--- START ---
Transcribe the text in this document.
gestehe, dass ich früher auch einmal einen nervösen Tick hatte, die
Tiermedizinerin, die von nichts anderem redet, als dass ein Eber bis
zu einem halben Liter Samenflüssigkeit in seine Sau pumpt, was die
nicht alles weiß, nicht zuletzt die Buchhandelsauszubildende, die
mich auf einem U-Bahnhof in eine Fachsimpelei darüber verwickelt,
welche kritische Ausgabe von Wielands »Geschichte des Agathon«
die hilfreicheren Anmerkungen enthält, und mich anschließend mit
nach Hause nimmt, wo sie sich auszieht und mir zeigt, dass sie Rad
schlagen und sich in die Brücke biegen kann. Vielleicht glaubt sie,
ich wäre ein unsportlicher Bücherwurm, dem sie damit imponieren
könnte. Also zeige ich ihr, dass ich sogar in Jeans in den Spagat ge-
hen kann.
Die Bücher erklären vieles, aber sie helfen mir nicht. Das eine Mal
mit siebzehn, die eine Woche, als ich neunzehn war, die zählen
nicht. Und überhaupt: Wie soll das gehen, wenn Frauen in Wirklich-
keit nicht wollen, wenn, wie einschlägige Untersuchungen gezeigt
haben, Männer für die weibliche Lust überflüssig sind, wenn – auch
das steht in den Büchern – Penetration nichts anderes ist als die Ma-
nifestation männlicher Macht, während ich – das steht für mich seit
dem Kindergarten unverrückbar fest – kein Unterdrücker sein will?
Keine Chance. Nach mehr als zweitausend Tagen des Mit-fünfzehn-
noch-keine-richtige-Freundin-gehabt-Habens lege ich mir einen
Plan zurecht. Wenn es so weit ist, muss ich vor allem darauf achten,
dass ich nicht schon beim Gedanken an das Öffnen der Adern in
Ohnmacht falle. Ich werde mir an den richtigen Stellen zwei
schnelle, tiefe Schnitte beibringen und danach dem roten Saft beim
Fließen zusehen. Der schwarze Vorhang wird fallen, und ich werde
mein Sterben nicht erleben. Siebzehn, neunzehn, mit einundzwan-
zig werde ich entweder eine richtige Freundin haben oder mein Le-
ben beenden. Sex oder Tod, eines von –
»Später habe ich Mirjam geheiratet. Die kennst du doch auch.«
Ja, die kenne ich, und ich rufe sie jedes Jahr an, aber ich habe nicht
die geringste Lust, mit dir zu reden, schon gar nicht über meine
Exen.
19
--- END ---
_What is expected:_
Transcribe each record exactly. Leave nothing out.

_Response:_
Transcribe the text in this document.
gestehe, dass ich früher auch einmal einen nervösen Tick hatte, die
Tiermedizinerin, die von nichts anderem redet, als dass ein Eber bis
zu einem halben Liter Samenflüssigkeit in seine Sau pumpt, was die
nicht alles weiß, nicht zuletzt die Buchhandelsauszubildende, die
mich auf einem U-Bahnhof in eine Fachsimpelei darüber verwickelt,
welche kritische Ausgabe von Wielands »Geschichte des Agathon«
die hilfreicheren Anmerkungen enthält, und mich anschließend mit
nach Hause nimmt, wo sie sich auszieht und mir zeigt, dass sie Rad
schlagen und sich in die Brücke biegen kann. Vielleicht glaubt sie,
ich wäre ein unsportlicher Bücherwurm, dem sie damit imponieren
könnte. Also zeige ich ihr, dass ich sogar in Jeans in den Spagat ge-
hen kann.
Die Bücher erklären vieles, aber sie helfen mir nicht. Das eine Mal
mit siebzehn, die eine Woche, als ich neunzehn war, die zählen
nicht. Und überhaupt: Wie soll das gehen, wenn Frauen in Wirklich-
keit nicht wollen, wenn, wie einschlägige Untersuchungen gezeigt
haben, Männer für die weibliche Lust überflüssig sind, wenn – auch
das steht in den Büchern – Penetration nichts anderes ist als die Ma-
nifestation männlicher Macht, während ich – das steht für mich seit
dem Kindergarten unverrückbar fest – kein Unterdrücker sein will?
Keine Chance. Nach mehr als zweitausend Tagen des Mit-fünfzehn-
noch-keine-richtige-Freundin-gehabt-Habens lege ich mir einen
Plan zurecht. Wenn es so weit ist, muss ich vor allem darauf achten,
dass ich nicht schon beim Gedanken an das Öffnen der Adern in
Ohnmacht falle. Ich werde mir an den richtigen Stellen zwei
schnelle, tiefe Schnitte beibringen und danach dem roten Saft beim
Fließen zusehen. Der schwarze Vorhang wird fallen, und ich werde
mein Sterben nicht erleben. Siebzehn, neunzehn, mit einundzwan-
zig werde ich entweder eine richtige Freundin haben oder mein Le-
ben beenden. Sex oder Tod, eines von –
»Später habe ich Mirjam geheiratet. Die kennst du doch auch.«
Ja, die kenne ich, und ich rufe sie jedes Jahr an, aber ich habe nicht
die geringste Lust, mit dir zu reden, schon gar nicht über meine
Exen.
19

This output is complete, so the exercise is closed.